YOUR GOAL: Every line that holds the string "Date" is to be identified and copied.

##########

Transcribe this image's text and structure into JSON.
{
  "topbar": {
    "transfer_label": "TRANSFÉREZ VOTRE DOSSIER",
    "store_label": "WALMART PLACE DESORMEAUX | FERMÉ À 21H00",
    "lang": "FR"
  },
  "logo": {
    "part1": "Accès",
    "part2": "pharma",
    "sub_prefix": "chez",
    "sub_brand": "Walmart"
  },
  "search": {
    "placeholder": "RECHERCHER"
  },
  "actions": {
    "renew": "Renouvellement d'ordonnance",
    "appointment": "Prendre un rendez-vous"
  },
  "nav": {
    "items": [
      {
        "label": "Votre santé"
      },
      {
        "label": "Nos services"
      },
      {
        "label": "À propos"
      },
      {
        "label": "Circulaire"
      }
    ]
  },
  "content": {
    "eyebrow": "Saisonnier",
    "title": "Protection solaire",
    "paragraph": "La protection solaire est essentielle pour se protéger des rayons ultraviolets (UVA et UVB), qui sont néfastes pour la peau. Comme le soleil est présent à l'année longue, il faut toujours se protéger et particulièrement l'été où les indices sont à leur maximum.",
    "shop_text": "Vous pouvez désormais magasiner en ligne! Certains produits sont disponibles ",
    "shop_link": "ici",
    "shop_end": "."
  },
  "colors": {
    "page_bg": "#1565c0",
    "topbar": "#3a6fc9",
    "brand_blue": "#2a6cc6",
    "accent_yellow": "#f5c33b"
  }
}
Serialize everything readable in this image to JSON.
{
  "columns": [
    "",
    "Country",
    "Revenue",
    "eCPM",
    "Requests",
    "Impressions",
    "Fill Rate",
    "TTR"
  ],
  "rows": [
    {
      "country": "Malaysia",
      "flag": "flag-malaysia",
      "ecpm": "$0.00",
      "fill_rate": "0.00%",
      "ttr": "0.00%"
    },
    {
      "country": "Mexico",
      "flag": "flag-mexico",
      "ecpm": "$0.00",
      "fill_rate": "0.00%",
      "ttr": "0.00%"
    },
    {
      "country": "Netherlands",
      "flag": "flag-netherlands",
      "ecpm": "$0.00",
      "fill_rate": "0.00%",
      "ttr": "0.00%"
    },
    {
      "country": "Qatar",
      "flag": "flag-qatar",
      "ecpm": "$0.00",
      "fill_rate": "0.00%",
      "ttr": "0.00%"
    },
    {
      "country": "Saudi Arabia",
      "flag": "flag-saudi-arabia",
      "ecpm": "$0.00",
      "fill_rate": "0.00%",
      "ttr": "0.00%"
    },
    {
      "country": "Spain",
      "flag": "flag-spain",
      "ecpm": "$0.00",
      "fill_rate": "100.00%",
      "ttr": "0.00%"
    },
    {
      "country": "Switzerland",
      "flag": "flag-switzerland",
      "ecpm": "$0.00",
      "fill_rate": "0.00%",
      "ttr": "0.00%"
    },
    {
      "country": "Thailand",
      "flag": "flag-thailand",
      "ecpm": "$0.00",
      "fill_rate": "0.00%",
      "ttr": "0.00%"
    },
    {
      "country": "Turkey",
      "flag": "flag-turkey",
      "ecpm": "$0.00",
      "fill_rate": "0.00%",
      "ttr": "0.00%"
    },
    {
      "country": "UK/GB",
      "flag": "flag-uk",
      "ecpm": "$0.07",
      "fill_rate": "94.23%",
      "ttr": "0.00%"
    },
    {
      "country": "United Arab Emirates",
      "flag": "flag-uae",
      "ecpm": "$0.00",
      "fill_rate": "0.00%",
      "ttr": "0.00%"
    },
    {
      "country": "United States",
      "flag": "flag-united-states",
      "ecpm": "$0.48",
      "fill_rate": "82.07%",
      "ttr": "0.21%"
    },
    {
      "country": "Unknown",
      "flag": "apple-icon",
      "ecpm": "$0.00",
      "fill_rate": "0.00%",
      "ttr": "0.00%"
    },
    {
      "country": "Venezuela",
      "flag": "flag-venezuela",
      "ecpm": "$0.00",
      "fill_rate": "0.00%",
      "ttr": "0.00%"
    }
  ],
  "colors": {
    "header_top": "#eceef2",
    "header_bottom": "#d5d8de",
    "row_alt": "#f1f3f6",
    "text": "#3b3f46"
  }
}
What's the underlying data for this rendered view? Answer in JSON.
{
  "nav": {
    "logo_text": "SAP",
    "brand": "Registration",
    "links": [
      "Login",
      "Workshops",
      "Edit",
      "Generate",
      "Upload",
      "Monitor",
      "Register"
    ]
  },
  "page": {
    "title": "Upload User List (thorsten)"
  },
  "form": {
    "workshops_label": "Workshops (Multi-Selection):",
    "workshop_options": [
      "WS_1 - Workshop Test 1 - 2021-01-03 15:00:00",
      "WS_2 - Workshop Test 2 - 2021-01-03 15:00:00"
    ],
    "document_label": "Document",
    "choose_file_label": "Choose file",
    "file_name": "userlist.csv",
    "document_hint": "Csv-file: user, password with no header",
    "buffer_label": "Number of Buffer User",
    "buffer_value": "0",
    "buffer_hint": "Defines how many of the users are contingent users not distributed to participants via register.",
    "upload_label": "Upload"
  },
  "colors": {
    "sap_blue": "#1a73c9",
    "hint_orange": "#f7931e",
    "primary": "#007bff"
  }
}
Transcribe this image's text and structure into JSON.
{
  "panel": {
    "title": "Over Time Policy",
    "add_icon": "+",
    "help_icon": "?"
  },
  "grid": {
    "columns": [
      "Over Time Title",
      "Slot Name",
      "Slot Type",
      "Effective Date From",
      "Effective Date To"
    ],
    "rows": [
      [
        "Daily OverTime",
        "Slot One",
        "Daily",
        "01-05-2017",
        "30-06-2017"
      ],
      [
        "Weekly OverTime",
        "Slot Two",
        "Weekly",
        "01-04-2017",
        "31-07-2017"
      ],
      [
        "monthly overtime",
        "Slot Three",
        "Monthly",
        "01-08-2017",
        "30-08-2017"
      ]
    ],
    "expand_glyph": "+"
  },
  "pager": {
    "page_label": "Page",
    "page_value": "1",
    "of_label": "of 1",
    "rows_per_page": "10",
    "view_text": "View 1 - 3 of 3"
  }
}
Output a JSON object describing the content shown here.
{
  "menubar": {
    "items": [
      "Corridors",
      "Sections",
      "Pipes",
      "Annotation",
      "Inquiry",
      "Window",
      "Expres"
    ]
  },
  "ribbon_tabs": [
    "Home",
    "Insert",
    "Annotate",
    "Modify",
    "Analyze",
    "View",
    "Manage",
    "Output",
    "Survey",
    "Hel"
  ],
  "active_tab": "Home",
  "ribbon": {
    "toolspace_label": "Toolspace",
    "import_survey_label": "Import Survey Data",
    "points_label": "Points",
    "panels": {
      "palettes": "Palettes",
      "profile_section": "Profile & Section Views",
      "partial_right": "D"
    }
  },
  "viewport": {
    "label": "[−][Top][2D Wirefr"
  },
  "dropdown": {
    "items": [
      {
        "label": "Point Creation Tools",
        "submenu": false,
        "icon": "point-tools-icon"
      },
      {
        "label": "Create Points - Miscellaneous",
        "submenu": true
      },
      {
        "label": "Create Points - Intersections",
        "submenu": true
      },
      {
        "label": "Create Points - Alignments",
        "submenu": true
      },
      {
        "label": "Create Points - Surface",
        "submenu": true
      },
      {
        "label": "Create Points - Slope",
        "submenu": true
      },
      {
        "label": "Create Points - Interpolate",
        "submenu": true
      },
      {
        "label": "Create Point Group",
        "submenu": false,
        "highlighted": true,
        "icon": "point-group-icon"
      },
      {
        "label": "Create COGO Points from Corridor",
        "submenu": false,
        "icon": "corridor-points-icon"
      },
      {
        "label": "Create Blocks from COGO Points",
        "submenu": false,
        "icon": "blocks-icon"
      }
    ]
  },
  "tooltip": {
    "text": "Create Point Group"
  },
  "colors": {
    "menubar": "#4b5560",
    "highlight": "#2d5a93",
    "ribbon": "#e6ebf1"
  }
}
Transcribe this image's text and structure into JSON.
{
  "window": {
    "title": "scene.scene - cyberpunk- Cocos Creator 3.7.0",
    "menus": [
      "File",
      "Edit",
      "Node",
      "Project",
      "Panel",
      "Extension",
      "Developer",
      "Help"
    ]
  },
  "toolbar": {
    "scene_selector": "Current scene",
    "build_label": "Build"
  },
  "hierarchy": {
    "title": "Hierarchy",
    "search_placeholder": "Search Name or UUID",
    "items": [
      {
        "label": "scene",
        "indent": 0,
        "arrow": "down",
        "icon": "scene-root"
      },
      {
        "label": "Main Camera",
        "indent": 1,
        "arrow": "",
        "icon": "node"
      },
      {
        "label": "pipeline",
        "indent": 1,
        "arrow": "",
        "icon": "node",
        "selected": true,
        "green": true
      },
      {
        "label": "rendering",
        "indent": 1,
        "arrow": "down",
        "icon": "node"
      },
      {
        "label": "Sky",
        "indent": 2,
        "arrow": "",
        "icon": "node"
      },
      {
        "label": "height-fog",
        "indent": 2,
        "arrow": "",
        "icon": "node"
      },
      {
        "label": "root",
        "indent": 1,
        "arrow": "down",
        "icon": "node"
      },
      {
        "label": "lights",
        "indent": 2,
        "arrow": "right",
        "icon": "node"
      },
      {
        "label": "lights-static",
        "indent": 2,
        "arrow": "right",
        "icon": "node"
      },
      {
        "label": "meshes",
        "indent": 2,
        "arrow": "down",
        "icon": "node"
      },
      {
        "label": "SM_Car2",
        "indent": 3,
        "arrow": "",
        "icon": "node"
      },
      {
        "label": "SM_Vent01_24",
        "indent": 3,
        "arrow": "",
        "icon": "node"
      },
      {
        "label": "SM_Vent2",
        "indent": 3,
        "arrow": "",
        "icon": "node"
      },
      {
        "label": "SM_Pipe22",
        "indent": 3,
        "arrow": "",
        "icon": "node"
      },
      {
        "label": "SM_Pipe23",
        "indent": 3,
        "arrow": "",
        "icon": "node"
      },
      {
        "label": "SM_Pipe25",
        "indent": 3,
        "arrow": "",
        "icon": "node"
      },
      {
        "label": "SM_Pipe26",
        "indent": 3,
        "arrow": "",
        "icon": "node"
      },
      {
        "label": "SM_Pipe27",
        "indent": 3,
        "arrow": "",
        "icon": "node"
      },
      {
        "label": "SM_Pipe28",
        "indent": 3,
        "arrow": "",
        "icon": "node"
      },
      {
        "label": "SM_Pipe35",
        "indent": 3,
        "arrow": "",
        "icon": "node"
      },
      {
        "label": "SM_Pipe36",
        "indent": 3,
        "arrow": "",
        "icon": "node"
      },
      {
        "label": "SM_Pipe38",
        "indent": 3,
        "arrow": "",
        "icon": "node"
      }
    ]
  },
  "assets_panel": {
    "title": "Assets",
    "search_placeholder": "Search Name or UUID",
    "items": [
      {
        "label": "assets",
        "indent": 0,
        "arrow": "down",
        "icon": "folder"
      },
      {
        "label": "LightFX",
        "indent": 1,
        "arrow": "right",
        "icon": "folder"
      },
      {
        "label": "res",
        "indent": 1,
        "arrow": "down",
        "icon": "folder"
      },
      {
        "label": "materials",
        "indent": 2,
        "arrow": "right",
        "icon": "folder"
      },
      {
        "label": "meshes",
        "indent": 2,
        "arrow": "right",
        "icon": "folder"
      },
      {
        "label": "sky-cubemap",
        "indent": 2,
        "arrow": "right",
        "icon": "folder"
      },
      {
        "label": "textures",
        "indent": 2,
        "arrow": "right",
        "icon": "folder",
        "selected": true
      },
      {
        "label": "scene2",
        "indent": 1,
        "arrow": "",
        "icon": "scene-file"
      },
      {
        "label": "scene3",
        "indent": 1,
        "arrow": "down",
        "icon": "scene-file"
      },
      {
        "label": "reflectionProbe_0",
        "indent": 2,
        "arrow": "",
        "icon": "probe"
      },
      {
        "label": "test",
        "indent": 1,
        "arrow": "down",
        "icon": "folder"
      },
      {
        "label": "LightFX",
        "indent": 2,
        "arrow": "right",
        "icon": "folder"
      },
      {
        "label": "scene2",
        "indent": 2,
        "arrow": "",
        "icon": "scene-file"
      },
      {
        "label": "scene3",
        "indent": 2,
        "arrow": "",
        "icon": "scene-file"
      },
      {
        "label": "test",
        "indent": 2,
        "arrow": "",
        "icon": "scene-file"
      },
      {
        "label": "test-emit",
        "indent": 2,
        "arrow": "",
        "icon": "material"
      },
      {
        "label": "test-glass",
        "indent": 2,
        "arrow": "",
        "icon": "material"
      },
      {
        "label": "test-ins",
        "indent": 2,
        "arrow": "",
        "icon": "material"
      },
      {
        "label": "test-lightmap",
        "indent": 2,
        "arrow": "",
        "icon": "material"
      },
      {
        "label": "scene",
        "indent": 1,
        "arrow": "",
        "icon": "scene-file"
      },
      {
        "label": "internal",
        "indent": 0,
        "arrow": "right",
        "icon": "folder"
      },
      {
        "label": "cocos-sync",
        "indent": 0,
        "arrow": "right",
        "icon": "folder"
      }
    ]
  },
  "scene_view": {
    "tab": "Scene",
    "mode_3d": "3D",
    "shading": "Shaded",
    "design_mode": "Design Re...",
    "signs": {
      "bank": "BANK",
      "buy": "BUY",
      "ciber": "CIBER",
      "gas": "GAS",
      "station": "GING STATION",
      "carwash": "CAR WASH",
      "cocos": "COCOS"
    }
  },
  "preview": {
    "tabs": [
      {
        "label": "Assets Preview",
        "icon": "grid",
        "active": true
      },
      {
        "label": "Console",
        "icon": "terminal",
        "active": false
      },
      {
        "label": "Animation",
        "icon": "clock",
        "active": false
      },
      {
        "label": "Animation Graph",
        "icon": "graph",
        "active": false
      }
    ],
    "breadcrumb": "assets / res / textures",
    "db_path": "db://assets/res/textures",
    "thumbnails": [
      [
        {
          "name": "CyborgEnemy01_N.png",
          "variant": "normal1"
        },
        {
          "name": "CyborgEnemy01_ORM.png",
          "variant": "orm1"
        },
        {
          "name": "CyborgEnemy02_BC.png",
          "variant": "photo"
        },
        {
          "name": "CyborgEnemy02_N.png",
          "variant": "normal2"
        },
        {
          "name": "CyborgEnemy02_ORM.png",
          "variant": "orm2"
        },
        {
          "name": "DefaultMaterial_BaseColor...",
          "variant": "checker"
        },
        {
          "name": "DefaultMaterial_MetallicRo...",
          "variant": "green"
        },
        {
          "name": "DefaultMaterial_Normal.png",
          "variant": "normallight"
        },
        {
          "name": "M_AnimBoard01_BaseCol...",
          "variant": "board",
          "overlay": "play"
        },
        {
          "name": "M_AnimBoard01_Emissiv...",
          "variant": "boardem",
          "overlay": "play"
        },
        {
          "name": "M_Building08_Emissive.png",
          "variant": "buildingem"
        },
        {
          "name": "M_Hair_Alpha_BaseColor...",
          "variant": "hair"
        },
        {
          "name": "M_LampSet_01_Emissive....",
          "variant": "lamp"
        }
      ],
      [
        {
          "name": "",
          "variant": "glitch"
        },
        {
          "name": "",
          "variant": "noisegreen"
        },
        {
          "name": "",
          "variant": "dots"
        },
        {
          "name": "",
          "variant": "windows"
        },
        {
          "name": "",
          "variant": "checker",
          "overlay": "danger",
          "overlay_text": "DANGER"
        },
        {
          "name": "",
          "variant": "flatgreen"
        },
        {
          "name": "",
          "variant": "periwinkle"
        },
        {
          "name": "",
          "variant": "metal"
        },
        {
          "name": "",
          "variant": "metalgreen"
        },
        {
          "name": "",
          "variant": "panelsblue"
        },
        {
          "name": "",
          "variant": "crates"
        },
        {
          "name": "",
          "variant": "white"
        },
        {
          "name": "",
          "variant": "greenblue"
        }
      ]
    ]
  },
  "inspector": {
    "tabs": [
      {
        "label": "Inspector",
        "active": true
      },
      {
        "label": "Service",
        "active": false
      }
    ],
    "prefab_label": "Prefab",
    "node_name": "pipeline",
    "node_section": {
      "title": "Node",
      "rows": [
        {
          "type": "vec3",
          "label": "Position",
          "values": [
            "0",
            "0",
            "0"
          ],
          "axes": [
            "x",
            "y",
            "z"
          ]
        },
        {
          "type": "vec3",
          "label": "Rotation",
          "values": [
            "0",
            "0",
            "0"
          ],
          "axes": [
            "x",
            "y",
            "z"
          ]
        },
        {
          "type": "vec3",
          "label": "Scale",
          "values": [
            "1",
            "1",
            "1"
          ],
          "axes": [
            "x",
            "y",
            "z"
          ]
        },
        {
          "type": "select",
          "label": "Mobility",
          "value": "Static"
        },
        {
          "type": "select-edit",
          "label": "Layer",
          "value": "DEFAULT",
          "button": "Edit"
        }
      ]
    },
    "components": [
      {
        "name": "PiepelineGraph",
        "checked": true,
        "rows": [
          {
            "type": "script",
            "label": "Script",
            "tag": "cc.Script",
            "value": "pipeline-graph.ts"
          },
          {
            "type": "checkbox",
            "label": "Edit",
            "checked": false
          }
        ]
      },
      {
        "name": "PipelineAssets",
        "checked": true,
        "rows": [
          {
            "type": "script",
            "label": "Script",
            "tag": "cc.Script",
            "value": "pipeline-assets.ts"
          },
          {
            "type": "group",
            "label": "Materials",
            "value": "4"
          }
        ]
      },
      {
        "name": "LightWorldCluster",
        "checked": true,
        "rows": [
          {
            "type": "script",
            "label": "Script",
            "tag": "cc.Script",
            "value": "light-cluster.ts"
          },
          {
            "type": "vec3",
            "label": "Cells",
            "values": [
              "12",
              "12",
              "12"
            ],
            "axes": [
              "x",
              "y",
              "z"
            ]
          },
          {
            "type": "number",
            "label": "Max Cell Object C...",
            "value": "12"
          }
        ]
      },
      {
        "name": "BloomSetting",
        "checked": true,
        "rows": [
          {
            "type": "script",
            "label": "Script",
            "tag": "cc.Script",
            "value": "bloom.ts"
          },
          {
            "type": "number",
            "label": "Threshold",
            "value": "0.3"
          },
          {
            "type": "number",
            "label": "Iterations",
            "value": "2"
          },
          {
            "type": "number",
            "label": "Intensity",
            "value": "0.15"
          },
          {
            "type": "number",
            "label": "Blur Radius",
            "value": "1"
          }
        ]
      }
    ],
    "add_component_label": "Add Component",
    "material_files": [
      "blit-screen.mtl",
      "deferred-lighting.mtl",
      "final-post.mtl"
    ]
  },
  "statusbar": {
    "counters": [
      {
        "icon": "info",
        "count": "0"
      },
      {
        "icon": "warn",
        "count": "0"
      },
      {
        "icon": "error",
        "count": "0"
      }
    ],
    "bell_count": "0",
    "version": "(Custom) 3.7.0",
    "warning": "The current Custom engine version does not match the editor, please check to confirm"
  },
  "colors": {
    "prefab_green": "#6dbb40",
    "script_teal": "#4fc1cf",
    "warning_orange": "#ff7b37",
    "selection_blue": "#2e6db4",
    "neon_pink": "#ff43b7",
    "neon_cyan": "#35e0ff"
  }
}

##########

ANSWER TO THE PROBLEM:
      "Effective Date From",
      "Effective Date To"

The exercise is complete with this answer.